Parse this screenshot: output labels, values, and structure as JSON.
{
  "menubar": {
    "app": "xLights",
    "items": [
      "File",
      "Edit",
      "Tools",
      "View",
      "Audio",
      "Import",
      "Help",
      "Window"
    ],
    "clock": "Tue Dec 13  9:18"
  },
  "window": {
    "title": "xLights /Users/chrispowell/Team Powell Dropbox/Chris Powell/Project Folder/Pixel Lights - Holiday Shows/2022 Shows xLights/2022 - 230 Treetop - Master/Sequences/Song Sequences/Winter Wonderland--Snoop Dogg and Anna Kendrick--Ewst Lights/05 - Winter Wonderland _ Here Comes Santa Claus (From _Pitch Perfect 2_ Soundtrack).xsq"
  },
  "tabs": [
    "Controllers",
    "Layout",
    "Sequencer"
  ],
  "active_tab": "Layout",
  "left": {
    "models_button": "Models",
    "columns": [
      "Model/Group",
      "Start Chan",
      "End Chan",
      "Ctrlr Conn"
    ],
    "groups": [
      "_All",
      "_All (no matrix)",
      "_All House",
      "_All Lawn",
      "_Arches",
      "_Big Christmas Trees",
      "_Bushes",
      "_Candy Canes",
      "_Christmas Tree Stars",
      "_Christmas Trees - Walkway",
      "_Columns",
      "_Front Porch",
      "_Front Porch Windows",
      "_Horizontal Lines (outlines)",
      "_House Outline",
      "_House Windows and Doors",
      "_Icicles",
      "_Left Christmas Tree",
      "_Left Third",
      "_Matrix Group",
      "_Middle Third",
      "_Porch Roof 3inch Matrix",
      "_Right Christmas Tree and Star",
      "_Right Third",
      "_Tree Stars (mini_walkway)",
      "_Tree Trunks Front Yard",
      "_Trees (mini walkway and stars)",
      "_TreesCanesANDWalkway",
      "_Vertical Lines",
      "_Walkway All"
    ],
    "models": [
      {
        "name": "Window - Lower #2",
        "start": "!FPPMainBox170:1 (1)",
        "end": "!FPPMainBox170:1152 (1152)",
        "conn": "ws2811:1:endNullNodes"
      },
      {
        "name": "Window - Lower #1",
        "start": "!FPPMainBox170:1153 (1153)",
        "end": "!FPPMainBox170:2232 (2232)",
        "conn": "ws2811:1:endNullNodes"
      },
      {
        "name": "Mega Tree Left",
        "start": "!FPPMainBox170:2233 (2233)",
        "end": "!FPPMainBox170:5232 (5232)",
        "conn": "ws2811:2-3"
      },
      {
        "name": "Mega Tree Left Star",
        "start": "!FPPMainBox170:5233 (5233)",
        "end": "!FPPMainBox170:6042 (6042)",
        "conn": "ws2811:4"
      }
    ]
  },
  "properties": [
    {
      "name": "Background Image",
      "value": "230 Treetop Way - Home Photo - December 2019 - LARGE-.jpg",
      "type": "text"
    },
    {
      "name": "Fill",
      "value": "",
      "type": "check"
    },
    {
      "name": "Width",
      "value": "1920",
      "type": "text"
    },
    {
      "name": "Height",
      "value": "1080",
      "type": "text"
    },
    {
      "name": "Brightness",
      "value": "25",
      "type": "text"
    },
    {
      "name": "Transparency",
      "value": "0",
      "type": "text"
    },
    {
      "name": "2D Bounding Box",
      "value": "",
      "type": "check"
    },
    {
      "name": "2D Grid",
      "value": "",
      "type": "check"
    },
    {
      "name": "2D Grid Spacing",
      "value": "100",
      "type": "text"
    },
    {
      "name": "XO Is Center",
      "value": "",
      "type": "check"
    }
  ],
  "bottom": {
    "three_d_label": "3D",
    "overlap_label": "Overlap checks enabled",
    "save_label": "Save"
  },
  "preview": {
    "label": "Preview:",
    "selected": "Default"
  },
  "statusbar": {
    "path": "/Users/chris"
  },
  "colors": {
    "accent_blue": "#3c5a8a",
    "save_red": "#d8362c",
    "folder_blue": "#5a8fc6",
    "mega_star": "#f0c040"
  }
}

* [Given request] Within the listing above, find every line containing the string "Lines" and return it.

* [Solution to the problem]
      "_Horizontal Lines (outlines)",
      "_Vertical Lines",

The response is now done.